*Task to complete*: Reproduce the records below exactly as given.
*** Records for this task
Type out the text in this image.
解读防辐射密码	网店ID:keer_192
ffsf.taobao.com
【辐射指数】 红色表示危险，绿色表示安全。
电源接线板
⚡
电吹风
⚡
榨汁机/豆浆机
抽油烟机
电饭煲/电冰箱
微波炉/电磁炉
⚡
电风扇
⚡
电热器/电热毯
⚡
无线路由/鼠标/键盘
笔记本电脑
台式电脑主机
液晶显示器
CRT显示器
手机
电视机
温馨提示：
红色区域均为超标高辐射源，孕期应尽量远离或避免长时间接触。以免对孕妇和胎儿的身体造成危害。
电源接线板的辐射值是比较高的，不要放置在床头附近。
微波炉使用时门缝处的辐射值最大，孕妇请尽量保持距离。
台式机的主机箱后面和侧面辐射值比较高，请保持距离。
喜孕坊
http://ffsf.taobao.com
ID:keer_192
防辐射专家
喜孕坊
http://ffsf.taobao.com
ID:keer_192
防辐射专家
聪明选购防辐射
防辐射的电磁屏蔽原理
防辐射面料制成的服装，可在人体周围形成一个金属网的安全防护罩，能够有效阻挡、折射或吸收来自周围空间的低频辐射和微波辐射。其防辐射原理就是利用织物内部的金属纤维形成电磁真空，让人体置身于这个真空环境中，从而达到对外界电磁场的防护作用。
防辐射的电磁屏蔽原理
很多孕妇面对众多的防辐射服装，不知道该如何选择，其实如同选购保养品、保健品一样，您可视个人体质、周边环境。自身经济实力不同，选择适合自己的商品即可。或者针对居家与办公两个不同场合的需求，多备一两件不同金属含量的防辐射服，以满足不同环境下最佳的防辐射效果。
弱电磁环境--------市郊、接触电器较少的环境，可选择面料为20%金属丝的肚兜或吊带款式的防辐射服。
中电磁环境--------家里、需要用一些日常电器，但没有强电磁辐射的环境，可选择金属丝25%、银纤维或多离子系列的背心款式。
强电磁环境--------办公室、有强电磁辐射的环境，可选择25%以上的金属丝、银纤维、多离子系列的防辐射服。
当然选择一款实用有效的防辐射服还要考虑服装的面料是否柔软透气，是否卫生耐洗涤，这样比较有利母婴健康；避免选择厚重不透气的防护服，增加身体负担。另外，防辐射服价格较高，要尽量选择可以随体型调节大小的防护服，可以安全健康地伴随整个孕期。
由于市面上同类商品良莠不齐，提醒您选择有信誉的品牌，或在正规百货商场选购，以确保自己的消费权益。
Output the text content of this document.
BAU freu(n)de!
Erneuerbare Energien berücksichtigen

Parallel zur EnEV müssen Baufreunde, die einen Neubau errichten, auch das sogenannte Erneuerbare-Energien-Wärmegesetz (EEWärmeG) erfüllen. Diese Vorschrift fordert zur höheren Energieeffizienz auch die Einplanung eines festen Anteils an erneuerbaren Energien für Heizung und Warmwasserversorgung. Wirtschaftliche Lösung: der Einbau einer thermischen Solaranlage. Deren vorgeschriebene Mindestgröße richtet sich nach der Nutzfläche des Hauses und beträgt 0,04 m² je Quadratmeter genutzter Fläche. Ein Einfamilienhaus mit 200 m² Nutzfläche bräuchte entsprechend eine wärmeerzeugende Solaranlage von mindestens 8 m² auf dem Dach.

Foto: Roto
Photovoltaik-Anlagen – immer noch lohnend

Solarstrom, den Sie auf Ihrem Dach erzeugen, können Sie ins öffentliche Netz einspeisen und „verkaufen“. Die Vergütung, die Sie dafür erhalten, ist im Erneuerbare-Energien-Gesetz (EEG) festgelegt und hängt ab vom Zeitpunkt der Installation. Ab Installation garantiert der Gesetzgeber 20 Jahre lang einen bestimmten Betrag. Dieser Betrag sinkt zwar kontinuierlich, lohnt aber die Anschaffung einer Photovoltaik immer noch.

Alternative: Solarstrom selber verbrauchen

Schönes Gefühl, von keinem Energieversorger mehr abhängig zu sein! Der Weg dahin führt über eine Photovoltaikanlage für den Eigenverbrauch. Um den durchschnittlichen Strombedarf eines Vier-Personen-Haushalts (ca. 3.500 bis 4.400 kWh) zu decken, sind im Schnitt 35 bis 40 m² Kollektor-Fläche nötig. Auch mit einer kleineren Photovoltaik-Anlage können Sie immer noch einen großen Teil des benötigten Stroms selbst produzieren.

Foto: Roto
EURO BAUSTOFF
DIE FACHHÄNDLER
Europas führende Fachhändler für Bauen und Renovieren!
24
******
*Right answer*:
Type out the text in this image.
解读防辐射密码	网店ID:keer_192
ffsf.taobao.com
【辐射指数】 红色表示危险，绿色表示安全。
电源接线板
⚡
电吹风
⚡
榨汁机/豆浆机
抽油烟机
电饭煲/电冰箱
微波炉/电磁炉
⚡
电风扇
⚡
电热器/电热毯
⚡
无线路由/鼠标/键盘
笔记本电脑
台式电脑主机
液晶显示器
CRT显示器
手机
电视机
温馨提示：
红色区域均为超标高辐射源，孕期应尽量远离或避免长时间接触。以免对孕妇和胎儿的身体造成危害。
电源接线板的辐射值是比较高的，不要放置在床头附近。
微波炉使用时门缝处的辐射值最大，孕妇请尽量保持距离。
台式机的主机箱后面和侧面辐射值比较高，请保持距离。
喜孕坊
http://ffsf.taobao.com
ID:keer_192
防辐射专家
喜孕坊
http://ffsf.taobao.com
ID:keer_192
防辐射专家
聪明选购防辐射
防辐射的电磁屏蔽原理
防辐射面料制成的服装，可在人体周围形成一个金属网的安全防护罩，能够有效阻挡、折射或吸收来自周围空间的低频辐射和微波辐射。其防辐射原理就是利用织物内部的金属纤维形成电磁真空，让人体置身于这个真空环境中，从而达到对外界电磁场的防护作用。
防辐射的电磁屏蔽原理
很多孕妇面对众多的防辐射服装，不知道该如何选择，其实如同选购保养品、保健品一样，您可视个人体质、周边环境。自身经济实力不同，选择适合自己的商品即可。或者针对居家与办公两个不同场合的需求，多备一两件不同金属含量的防辐射服，以满足不同环境下最佳的防辐射效果。
弱电磁环境--------市郊、接触电器较少的环境，可选择面料为20%金属丝的肚兜或吊带款式的防辐射服。
中电磁环境--------家里、需要用一些日常电器，但没有强电磁辐射的环境，可选择金属丝25%、银纤维或多离子系列的背心款式。
强电磁环境--------办公室、有强电磁辐射的环境，可选择25%以上的金属丝、银纤维、多离子系列的防辐射服。
当然选择一款实用有效的防辐射服还要考虑服装的面料是否柔软透气，是否卫生耐洗涤，这样比较有利母婴健康；避免选择厚重不透气的防护服，增加身体负担。另外，防辐射服价格较高，要尽量选择可以随体型调节大小的防护服，可以安全健康地伴随整个孕期。
由于市面上同类商品良莠不齐，提醒您选择有信誉的品牌，或在正规百货商场选购，以确保自己的消费权益。
Output the text content of this document.
BAU freu(n)de!
Erneuerbare Energien berücksichtigen

Parallel zur EnEV müssen Baufreunde, die einen Neubau errichten, auch das sogenannte Erneuerbare-Energien-Wärmegesetz (EEWärmeG) erfüllen. Diese Vorschrift fordert zur höheren Energieeffizienz auch die Einplanung eines festen Anteils an erneuerbaren Energien für Heizung und Warmwasserversorgung. Wirtschaftliche Lösung: der Einbau einer thermischen Solaranlage. Deren vorgeschriebene Mindestgröße richtet sich nach der Nutzfläche des Hauses und beträgt 0,04 m² je Quadratmeter genutzter Fläche. Ein Einfamilienhaus mit 200 m² Nutzfläche bräuchte entsprechend eine wärmeerzeugende Solaranlage von mindestens 8 m² auf dem Dach.

Foto: Roto
Photovoltaik-Anlagen – immer noch lohnend

Solarstrom, den Sie auf Ihrem Dach erzeugen, können Sie ins öffentliche Netz einspeisen und „verkaufen“. Die Vergütung, die Sie dafür erhalten, ist im Erneuerbare-Energien-Gesetz (EEG) festgelegt und hängt ab vom Zeitpunkt der Installation. Ab Installation garantiert der Gesetzgeber 20 Jahre lang einen bestimmten Betrag. Dieser Betrag sinkt zwar kontinuierlich, lohnt aber die Anschaffung einer Photovoltaik immer noch.

Alternative: Solarstrom selber verbrauchen

Schönes Gefühl, von keinem Energieversorger mehr abhängig zu sein! Der Weg dahin führt über eine Photovoltaikanlage für den Eigenverbrauch. Um den durchschnittlichen Strombedarf eines Vier-Personen-Haushalts (ca. 3.500 bis 4.400 kWh) zu decken, sind im Schnitt 35 bis 40 m² Kollektor-Fläche nötig. Auch mit einer kleineren Photovoltaik-Anlage können Sie immer noch einen großen Teil des benötigten Stroms selbst produzieren.

Foto: Roto
EURO BAUSTOFF
DIE FACHHÄNDLER
Europas führende Fachhändler für Bauen und Renovieren!
24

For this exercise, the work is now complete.